▶ **LISTING**:
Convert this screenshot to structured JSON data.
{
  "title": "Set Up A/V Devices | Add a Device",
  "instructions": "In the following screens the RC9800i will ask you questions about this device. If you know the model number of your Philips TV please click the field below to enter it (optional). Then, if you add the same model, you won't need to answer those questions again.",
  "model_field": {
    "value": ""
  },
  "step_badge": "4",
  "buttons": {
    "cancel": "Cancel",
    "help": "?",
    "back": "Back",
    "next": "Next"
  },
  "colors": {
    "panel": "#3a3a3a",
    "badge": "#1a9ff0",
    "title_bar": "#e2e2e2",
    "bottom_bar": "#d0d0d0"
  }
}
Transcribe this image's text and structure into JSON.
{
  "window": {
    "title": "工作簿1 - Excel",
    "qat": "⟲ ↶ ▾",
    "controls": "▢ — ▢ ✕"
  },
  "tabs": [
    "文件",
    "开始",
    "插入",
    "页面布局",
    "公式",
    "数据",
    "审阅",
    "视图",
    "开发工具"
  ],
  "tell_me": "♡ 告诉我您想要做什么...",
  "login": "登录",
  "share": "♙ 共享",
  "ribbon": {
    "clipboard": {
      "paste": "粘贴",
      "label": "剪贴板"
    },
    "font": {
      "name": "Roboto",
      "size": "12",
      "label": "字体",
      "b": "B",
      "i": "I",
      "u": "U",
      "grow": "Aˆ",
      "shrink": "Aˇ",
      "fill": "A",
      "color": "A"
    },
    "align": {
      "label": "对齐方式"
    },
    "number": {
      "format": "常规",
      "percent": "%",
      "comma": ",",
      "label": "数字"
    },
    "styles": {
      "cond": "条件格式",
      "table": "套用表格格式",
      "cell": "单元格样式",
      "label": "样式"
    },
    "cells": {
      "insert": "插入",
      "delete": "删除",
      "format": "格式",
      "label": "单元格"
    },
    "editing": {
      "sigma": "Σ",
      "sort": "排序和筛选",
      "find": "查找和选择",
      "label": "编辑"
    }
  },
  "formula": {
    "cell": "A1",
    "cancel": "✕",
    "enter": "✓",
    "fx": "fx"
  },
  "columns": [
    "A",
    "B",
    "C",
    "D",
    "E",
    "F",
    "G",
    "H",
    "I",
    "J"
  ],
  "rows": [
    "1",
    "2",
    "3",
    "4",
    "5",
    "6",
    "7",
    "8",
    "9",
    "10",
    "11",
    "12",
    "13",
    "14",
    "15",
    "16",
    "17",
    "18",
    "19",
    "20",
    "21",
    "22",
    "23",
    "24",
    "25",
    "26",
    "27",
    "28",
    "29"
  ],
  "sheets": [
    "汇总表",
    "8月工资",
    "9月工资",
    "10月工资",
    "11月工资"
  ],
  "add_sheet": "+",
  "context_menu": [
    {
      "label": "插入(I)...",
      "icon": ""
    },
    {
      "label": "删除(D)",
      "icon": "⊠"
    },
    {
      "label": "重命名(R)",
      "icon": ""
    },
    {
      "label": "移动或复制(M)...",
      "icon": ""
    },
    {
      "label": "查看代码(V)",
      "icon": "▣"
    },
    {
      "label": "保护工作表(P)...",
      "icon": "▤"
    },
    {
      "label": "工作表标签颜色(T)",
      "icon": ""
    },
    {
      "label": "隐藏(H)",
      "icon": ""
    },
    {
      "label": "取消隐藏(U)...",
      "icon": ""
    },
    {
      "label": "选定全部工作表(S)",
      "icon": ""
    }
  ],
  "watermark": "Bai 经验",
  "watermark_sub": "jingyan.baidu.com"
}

▶ **WHAT THE TASK REQUIRES**:
Extract each line holding the string "enter".

▶ **TASK RESULT**:
  "instructions": "In the following screens the RC9800i will ask you questions about this device. If you know the model number of your Philips TV please click the field below to enter it (optional). Then, if you add the same model, you won't need to answer those questions again.",
    "enter": "✓",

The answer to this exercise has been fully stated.